DETALHES DO EXERCÍCIO =
Responda com base no resumo sobre síndrome extrapiramidal:
1. Quais estruturas são citadas como parte do sistema extrapiramidal?
2. Quais medicamentos são apontados, em particular, como capazes de induzir esses distúrbios?
3. Quais estratégias farmacológicas específicas são mencionadas entre as abordagens de tratamento?

TRECHO DO DOCUMENTO =
SÍNDROME EXTRAPIRAMIDAL: ASPECTOS CLÍNICOS, DIAGNÓSTICO E ABORDAGENS TERAPÊUTICAS
DOI:
https://doi.org/10.51891/rease.v12i7.26581Palavras-chave:
Síndrome extrapiramidal. Distúrbios motores. Doença de Parkinson. Tratamentos neurológicos.Resumo
Síndrome Extrapiramidal refere-se a uma coleção de distúrbios motores causados por disfunções no sistema extrapiramidal, incluindo estruturas como os gânglios da base e vias dopaminérgicas. Esses distúrbios podem resultar de condições neurodegenerativas, como a doença de Parkinson, ou ser induzidos por medicamentos, particularmente antipsicóticos e outros agentes bloqueadores de dopamina. Os sintomas clínicos incluem rigidez muscular, bradicinesia, tremores e anormalidades posturais, que prejudicam significativamente a qualidade de vida dos pacientes. O diagnóstico depende principalmente da avaliação clínica por meio de um histórico médico detalhado e exame neurológico, apoiado por exames de imagem e laboratoriais para excluir diagnósticos diferenciais. As abordagens de tratamento dependem da etiologia subjacente e envolvem ajustes de medicamentos, fisioterapia e estratégias farmacológicas específicas, como anticolinérgicos e agonistas da dopamina. Este artigo examina a apresentação clínica, os desafios diagnósticos e as estratégias terapêuticas para o tratamento da Síndrome Extrapiramidal, enfatizando os avanços recentes no tratamento e suas implicações práticas. Uma compreensão completa da Síndrome Extrapiramidal é crucial para um atendimento personalizado e eficaz ao paciente, abordando as complexidades de suas diversas causas e manifestações.

DADOS PARA ANÁLISE =
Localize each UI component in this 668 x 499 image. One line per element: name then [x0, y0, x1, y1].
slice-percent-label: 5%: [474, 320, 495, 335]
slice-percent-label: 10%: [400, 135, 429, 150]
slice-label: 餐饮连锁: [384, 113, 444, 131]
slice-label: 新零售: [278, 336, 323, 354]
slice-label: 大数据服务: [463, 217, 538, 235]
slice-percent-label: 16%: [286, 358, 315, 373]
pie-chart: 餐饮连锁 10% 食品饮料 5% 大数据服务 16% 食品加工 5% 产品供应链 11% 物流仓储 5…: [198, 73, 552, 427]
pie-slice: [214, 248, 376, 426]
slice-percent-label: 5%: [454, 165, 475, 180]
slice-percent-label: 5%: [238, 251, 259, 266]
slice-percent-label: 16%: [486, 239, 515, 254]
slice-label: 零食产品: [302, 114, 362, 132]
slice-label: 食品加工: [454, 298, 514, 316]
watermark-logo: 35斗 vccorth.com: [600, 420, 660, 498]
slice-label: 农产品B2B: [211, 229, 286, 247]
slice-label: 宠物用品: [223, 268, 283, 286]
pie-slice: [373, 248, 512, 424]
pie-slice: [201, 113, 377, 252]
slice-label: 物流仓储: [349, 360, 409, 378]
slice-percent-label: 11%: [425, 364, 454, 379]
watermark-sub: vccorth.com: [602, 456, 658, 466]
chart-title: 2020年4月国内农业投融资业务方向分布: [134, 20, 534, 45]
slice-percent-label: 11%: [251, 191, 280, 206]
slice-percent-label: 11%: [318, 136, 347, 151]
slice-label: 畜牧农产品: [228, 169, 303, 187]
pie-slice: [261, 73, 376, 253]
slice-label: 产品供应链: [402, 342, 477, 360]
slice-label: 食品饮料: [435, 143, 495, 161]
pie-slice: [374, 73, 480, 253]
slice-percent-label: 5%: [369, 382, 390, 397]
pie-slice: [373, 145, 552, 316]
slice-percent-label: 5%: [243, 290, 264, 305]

RESULTADO ABAIXO =
1. Os gânglios da base e as vias dopaminérgicas.
2. Os antipsicóticos e outros agentes bloqueadores de dopamina.
3. Anticolinérgicos e agonistas da dopamina.